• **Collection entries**
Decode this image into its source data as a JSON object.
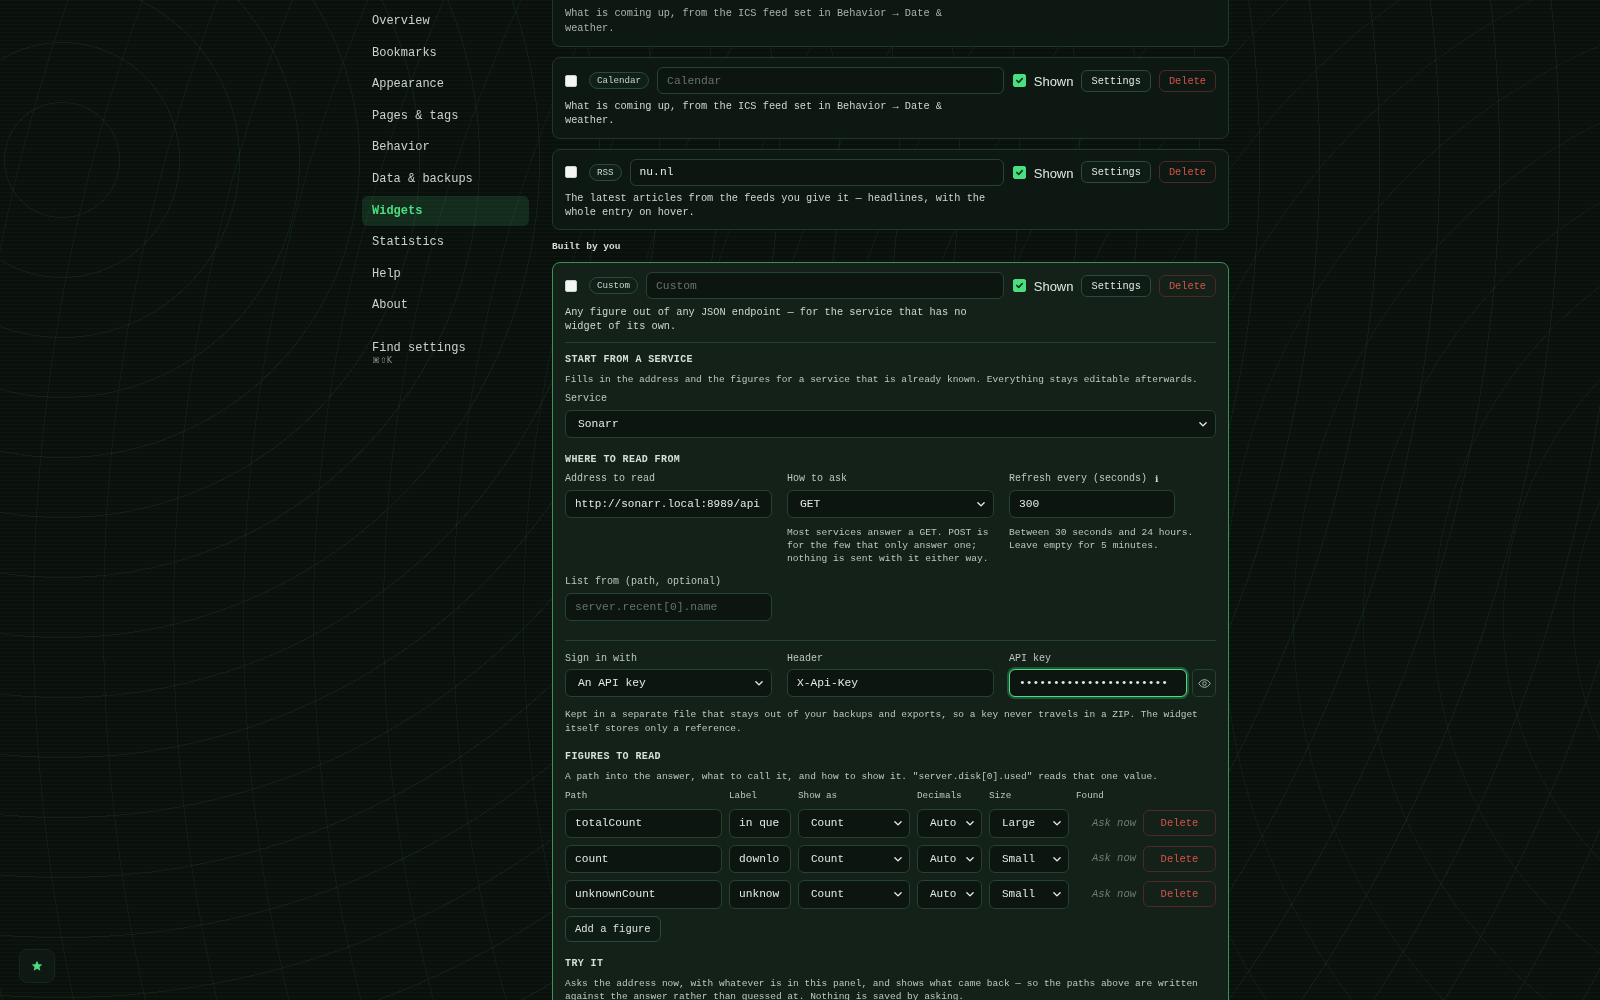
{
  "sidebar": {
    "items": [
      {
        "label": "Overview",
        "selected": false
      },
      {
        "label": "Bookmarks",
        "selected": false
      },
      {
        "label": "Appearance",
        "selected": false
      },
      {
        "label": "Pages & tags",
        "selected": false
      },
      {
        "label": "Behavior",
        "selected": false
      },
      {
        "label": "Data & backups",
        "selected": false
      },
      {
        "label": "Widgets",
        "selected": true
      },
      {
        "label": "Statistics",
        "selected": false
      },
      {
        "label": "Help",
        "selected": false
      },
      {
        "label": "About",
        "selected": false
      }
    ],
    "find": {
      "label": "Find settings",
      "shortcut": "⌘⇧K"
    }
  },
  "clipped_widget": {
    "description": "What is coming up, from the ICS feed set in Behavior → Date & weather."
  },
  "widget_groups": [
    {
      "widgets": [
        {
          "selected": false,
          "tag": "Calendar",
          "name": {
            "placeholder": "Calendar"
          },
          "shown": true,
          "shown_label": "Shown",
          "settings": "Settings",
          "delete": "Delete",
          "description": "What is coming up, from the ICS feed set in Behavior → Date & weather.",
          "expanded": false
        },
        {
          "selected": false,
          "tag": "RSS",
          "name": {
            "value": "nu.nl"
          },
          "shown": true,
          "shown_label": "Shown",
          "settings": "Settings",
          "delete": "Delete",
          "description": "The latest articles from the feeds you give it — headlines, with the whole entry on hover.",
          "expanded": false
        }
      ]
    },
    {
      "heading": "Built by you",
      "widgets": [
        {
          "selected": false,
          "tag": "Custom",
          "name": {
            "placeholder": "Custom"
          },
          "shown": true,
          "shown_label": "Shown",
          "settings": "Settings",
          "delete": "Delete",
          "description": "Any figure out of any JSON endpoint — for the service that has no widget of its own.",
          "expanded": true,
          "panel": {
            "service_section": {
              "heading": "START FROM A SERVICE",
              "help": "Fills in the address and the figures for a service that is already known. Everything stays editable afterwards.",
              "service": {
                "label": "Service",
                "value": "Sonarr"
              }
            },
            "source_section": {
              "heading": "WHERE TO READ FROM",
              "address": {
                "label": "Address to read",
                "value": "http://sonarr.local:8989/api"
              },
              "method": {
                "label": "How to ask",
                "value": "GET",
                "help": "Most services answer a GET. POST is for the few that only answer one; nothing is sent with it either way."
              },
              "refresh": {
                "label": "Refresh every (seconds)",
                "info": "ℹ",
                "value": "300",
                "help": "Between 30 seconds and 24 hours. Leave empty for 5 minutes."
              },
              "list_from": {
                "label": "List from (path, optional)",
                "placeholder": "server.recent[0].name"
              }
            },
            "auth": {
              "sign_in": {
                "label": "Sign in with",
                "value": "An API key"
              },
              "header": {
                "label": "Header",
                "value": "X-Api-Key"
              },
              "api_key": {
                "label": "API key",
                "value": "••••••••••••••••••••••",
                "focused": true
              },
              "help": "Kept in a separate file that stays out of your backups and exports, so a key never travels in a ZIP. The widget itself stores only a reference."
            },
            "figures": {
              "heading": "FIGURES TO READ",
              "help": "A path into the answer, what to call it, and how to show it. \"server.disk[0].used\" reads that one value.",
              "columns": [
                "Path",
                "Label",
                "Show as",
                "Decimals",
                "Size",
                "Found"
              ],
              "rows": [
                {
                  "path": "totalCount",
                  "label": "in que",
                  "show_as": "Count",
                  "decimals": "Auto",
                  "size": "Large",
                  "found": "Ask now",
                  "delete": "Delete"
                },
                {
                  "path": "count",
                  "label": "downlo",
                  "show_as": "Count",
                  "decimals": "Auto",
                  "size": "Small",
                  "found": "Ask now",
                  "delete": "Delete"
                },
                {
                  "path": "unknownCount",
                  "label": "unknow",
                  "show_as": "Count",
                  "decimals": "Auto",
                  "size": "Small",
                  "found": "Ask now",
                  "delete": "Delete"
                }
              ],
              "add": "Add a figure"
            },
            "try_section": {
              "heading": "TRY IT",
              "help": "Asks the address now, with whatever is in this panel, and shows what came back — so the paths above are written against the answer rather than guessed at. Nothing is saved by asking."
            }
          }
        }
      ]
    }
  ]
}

• **Task brief**
Pick out the lines containing the word "only" and show them.

• **Complete output**
                "help": "Most services answer a GET. POST is for the few that only answer one; nothing is sent with it either way."
              "help": "Kept in a separate file that stays out of your backups and exports, so a key never travels in a ZIP. The widget itself stores only a reference."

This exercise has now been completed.